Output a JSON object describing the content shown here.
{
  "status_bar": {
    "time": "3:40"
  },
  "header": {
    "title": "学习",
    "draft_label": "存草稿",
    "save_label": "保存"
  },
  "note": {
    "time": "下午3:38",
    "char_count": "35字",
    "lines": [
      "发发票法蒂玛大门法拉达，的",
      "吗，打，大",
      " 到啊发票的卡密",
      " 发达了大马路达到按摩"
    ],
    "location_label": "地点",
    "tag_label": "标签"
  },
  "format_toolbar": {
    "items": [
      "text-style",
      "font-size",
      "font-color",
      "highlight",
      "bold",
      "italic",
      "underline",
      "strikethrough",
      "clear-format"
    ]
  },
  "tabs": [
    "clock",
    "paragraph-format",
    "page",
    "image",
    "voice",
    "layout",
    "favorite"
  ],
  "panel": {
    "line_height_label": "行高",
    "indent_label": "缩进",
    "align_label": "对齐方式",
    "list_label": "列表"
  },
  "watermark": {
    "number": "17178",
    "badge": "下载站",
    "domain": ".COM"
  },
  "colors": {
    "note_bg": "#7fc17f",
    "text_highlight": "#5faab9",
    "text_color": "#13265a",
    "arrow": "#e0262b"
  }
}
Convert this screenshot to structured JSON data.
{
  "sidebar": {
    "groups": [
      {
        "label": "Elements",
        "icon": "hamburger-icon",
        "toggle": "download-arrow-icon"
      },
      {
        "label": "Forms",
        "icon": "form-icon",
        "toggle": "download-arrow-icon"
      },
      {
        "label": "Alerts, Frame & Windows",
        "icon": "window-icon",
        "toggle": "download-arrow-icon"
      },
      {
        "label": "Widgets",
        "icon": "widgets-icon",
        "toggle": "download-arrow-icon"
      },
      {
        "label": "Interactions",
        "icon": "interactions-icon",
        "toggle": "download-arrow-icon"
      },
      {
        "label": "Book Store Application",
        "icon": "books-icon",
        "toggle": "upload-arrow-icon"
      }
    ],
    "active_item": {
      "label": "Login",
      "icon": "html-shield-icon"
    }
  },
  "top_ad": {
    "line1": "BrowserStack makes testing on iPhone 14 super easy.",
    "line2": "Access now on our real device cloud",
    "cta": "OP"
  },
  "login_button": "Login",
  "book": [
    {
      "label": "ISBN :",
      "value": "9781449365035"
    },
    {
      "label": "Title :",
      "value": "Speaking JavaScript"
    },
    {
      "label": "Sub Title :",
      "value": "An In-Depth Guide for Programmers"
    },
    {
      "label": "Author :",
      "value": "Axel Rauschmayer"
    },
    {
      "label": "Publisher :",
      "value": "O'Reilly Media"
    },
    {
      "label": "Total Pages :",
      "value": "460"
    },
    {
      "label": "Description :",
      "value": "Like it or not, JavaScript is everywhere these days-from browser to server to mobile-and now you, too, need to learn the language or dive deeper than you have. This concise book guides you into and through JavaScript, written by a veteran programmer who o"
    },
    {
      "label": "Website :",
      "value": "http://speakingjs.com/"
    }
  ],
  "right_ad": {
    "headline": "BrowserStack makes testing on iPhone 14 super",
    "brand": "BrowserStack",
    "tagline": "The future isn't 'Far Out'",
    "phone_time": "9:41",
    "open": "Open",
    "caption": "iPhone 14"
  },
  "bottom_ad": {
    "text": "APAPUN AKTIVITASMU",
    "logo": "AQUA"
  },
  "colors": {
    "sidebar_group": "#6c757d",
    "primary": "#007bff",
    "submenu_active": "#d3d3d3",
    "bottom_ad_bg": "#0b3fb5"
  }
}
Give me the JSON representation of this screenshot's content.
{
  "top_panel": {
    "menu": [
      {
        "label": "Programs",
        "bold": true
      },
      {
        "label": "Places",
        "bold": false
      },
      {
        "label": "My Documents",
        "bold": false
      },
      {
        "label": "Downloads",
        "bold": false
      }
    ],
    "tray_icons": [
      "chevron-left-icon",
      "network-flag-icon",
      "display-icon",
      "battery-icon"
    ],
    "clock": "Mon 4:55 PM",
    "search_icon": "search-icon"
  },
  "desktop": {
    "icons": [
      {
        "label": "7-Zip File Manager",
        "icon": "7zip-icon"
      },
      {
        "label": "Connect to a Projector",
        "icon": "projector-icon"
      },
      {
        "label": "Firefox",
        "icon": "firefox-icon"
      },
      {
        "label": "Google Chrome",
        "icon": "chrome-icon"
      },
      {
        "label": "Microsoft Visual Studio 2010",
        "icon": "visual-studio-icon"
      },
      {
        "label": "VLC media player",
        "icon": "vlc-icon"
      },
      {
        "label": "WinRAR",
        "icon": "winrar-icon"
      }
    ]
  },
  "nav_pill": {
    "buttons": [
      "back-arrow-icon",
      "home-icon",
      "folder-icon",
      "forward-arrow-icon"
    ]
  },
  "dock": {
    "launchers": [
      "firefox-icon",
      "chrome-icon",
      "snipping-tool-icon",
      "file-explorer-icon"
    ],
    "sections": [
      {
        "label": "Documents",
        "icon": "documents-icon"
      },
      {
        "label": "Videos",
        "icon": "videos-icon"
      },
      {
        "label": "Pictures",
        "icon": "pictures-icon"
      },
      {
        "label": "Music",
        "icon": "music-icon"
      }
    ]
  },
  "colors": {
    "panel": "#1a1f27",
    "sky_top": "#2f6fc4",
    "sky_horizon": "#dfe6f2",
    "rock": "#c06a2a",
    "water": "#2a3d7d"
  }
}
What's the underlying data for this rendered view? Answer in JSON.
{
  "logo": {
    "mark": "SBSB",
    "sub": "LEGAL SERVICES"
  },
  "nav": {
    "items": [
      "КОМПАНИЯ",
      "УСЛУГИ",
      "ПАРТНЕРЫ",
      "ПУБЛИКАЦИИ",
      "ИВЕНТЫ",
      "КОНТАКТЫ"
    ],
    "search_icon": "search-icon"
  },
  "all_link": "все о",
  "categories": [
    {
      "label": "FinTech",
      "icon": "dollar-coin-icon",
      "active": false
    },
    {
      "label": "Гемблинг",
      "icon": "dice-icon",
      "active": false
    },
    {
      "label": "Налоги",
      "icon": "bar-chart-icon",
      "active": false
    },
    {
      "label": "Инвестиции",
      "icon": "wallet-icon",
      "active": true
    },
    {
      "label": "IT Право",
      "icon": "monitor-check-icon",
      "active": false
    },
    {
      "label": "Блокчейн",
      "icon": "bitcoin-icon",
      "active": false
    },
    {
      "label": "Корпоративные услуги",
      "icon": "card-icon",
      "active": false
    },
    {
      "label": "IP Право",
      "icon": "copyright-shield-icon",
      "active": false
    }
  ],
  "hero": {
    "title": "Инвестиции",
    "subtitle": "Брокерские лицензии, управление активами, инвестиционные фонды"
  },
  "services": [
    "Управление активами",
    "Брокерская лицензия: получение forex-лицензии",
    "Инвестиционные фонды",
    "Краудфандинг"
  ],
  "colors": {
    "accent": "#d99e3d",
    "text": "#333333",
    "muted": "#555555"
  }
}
☆ ☆ ☆ ☆
→ TO BE DONE:
Return the material in full, exactly as shown.

→ FINAL ANSWER:
Output a JSON object describing the content shown here.
{
  "status_bar": {
    "time": "3:40"
  },
  "header": {
    "title": "学习",
    "draft_label": "存草稿",
    "save_label": "保存"
  },
  "note": {
    "time": "下午3:38",
    "char_count": "35字",
    "lines": [
      "发发票法蒂玛大门法拉达，的",
      "吗，打，大",
      " 到啊发票的卡密",
      " 发达了大马路达到按摩"
    ],
    "location_label": "地点",
    "tag_label": "标签"
  },
  "format_toolbar": {
    "items": [
      "text-style",
      "font-size",
      "font-color",
      "highlight",
      "bold",
      "italic",
      "underline",
      "strikethrough",
      "clear-format"
    ]
  },
  "tabs": [
    "clock",
    "paragraph-format",
    "page",
    "image",
    "voice",
    "layout",
    "favorite"
  ],
  "panel": {
    "line_height_label": "行高",
    "indent_label": "缩进",
    "align_label": "对齐方式",
    "list_label": "列表"
  },
  "watermark": {
    "number": "17178",
    "badge": "下载站",
    "domain": ".COM"
  },
  "colors": {
    "note_bg": "#7fc17f",
    "text_highlight": "#5faab9",
    "text_color": "#13265a",
    "arrow": "#e0262b"
  }
}
Convert this screenshot to structured JSON data.
{
  "sidebar": {
    "groups": [
      {
        "label": "Elements",
        "icon": "hamburger-icon",
        "toggle": "download-arrow-icon"
      },
      {
        "label": "Forms",
        "icon": "form-icon",
        "toggle": "download-arrow-icon"
      },
      {
        "label": "Alerts, Frame & Windows",
        "icon": "window-icon",
        "toggle": "download-arrow-icon"
      },
      {
        "label": "Widgets",
        "icon": "widgets-icon",
        "toggle": "download-arrow-icon"
      },
      {
        "label": "Interactions",
        "icon": "interactions-icon",
        "toggle": "download-arrow-icon"
      },
      {
        "label": "Book Store Application",
        "icon": "books-icon",
        "toggle": "upload-arrow-icon"
      }
    ],
    "active_item": {
      "label": "Login",
      "icon": "html-shield-icon"
    }
  },
  "top_ad": {
    "line1": "BrowserStack makes testing on iPhone 14 super easy.",
    "line2": "Access now on our real device cloud",
    "cta": "OP"
  },
  "login_button": "Login",
  "book": [
    {
      "label": "ISBN :",
      "value": "9781449365035"
    },
    {
      "label": "Title :",
      "value": "Speaking JavaScript"
    },
    {
      "label": "Sub Title :",
      "value": "An In-Depth Guide for Programmers"
    },
    {
      "label": "Author :",
      "value": "Axel Rauschmayer"
    },
    {
      "label": "Publisher :",
      "value": "O'Reilly Media"
    },
    {
      "label": "Total Pages :",
      "value": "460"
    },
    {
      "label": "Description :",
      "value": "Like it or not, JavaScript is everywhere these days-from browser to server to mobile-and now you, too, need to learn the language or dive deeper than you have. This concise book guides you into and through JavaScript, written by a veteran programmer who o"
    },
    {
      "label": "Website :",
      "value": "http://speakingjs.com/"
    }
  ],
  "right_ad": {
    "headline": "BrowserStack makes testing on iPhone 14 super",
    "brand": "BrowserStack",
    "tagline": "The future isn't 'Far Out'",
    "phone_time": "9:41",
    "open": "Open",
    "caption": "iPhone 14"
  },
  "bottom_ad": {
    "text": "APAPUN AKTIVITASMU",
    "logo": "AQUA"
  },
  "colors": {
    "sidebar_group": "#6c757d",
    "primary": "#007bff",
    "submenu_active": "#d3d3d3",
    "bottom_ad_bg": "#0b3fb5"
  }
}
Give me the JSON representation of this screenshot's content.
{
  "top_panel": {
    "menu": [
      {
        "label": "Programs",
        "bold": true
      },
      {
        "label": "Places",
        "bold": false
      },
      {
        "label": "My Documents",
        "bold": false
      },
      {
        "label": "Downloads",
        "bold": false
      }
    ],
    "tray_icons": [
      "chevron-left-icon",
      "network-flag-icon",
      "display-icon",
      "battery-icon"
    ],
    "clock": "Mon 4:55 PM",
    "search_icon": "search-icon"
  },
  "desktop": {
    "icons": [
      {
        "label": "7-Zip File Manager",
        "icon": "7zip-icon"
      },
      {
        "label": "Connect to a Projector",
        "icon": "projector-icon"
      },
      {
        "label": "Firefox",
        "icon": "firefox-icon"
      },
      {
        "label": "Google Chrome",
        "icon": "chrome-icon"
      },
      {
        "label": "Microsoft Visual Studio 2010",
        "icon": "visual-studio-icon"
      },
      {
        "label": "VLC media player",
        "icon": "vlc-icon"
      },
      {
        "label": "WinRAR",
        "icon": "winrar-icon"
      }
    ]
  },
  "nav_pill": {
    "buttons": [
      "back-arrow-icon",
      "home-icon",
      "folder-icon",
      "forward-arrow-icon"
    ]
  },
  "dock": {
    "launchers": [
      "firefox-icon",
      "chrome-icon",
      "snipping-tool-icon",
      "file-explorer-icon"
    ],
    "sections": [
      {
        "label": "Documents",
        "icon": "documents-icon"
      },
      {
        "label": "Videos",
        "icon": "videos-icon"
      },
      {
        "label": "Pictures",
        "icon": "pictures-icon"
      },
      {
        "label": "Music",
        "icon": "music-icon"
      }
    ]
  },
  "colors": {
    "panel": "#1a1f27",
    "sky_top": "#2f6fc4",
    "sky_horizon": "#dfe6f2",
    "rock": "#c06a2a",
    "water": "#2a3d7d"
  }
}
What's the underlying data for this rendered view? Answer in JSON.
{
  "logo": {
    "mark": "SBSB",
    "sub": "LEGAL SERVICES"
  },
  "nav": {
    "items": [
      "КОМПАНИЯ",
      "УСЛУГИ",
      "ПАРТНЕРЫ",
      "ПУБЛИКАЦИИ",
      "ИВЕНТЫ",
      "КОНТАКТЫ"
    ],
    "search_icon": "search-icon"
  },
  "all_link": "все о",
  "categories": [
    {
      "label": "FinTech",
      "icon": "dollar-coin-icon",
      "active": false
    },
    {
      "label": "Гемблинг",
      "icon": "dice-icon",
      "active": false
    },
    {
      "label": "Налоги",
      "icon": "bar-chart-icon",
      "active": false
    },
    {
      "label": "Инвестиции",
      "icon": "wallet-icon",
      "active": true
    },
    {
      "label": "IT Право",
      "icon": "monitor-check-icon",
      "active": false
    },
    {
      "label": "Блокчейн",
      "icon": "bitcoin-icon",
      "active": false
    },
    {
      "label": "Корпоративные услуги",
      "icon": "card-icon",
      "active": false
    },
    {
      "label": "IP Право",
      "icon": "copyright-shield-icon",
      "active": false
    }
  ],
  "hero": {
    "title": "Инвестиции",
    "subtitle": "Брокерские лицензии, управление активами, инвестиционные фонды"
  },
  "services": [
    "Управление активами",
    "Брокерская лицензия: получение forex-лицензии",
    "Инвестиционные фонды",
    "Краудфандинг"
  ],
  "colors": {
    "accent": "#d99e3d",
    "text": "#333333",
    "muted": "#555555"
  }
}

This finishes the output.